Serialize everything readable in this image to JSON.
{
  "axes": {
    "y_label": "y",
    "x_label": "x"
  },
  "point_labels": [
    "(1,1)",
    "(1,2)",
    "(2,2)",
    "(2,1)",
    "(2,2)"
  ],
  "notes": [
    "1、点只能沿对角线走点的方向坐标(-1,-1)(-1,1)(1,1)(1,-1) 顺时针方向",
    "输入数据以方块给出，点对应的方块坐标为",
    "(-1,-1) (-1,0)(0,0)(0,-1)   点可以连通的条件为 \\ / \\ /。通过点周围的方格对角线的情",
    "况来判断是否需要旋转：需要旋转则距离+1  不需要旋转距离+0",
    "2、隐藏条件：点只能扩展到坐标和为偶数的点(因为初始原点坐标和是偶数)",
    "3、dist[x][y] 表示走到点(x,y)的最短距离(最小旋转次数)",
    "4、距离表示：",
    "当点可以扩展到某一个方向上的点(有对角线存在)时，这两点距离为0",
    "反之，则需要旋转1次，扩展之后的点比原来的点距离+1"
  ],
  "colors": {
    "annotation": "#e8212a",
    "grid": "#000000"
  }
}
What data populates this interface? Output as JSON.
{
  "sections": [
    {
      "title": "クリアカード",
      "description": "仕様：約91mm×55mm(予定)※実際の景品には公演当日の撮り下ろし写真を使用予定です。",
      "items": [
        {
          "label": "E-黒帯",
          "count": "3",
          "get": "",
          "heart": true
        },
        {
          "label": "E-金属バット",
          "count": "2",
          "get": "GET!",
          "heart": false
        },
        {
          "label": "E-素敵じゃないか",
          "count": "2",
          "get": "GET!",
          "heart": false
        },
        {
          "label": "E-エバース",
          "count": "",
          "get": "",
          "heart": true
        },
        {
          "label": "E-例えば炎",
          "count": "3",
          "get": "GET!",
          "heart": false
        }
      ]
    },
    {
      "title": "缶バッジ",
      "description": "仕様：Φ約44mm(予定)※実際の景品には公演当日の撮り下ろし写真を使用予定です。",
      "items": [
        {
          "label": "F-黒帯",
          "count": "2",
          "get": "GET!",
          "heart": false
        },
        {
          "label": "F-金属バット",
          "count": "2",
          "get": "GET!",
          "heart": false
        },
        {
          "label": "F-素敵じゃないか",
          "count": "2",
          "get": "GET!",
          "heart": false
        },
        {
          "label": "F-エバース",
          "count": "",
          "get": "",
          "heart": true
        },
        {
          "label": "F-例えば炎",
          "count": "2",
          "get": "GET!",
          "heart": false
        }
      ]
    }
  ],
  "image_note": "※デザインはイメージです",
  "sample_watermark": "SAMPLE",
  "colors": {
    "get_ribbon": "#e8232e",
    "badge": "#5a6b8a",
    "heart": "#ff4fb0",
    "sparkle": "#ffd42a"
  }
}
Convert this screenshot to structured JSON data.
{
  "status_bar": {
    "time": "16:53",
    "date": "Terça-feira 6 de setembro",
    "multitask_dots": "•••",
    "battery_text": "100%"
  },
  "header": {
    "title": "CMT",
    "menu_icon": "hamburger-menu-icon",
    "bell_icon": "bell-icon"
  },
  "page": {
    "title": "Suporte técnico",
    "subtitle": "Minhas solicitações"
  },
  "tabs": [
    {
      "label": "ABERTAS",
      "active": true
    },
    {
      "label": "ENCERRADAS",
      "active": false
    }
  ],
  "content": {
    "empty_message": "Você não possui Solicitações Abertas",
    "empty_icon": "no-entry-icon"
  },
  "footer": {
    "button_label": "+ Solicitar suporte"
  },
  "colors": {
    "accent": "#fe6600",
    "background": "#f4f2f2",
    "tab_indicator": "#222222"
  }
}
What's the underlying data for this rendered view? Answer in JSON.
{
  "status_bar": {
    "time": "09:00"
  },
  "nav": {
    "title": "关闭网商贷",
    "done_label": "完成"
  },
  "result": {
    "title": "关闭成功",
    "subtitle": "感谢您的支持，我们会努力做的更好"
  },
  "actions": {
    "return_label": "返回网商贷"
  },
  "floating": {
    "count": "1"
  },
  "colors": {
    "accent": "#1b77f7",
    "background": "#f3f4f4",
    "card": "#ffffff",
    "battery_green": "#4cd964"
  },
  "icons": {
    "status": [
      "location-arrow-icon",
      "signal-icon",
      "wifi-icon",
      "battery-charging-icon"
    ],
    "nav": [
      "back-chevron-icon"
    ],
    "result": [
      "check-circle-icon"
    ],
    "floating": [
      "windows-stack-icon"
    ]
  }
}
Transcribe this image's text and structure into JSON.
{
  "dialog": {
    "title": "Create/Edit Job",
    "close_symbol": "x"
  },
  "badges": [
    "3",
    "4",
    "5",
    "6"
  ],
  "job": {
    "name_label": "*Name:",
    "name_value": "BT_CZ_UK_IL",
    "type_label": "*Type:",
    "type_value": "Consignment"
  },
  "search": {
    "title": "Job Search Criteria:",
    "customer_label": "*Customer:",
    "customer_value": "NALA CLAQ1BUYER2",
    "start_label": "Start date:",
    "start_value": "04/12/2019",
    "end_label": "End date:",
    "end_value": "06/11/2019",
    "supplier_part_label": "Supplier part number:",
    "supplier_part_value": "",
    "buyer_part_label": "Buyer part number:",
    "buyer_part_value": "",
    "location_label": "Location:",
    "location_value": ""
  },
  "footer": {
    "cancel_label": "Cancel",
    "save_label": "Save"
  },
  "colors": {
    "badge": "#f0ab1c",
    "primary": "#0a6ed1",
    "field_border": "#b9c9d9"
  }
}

+ + +

Which lines hold the word "data"? Copy every one of them.

◆ TASK RESULT
What data populates this interface? Output as JSON.
Convert this screenshot to structured JSON data.
What's the underlying data for this rendered view? Answer in JSON.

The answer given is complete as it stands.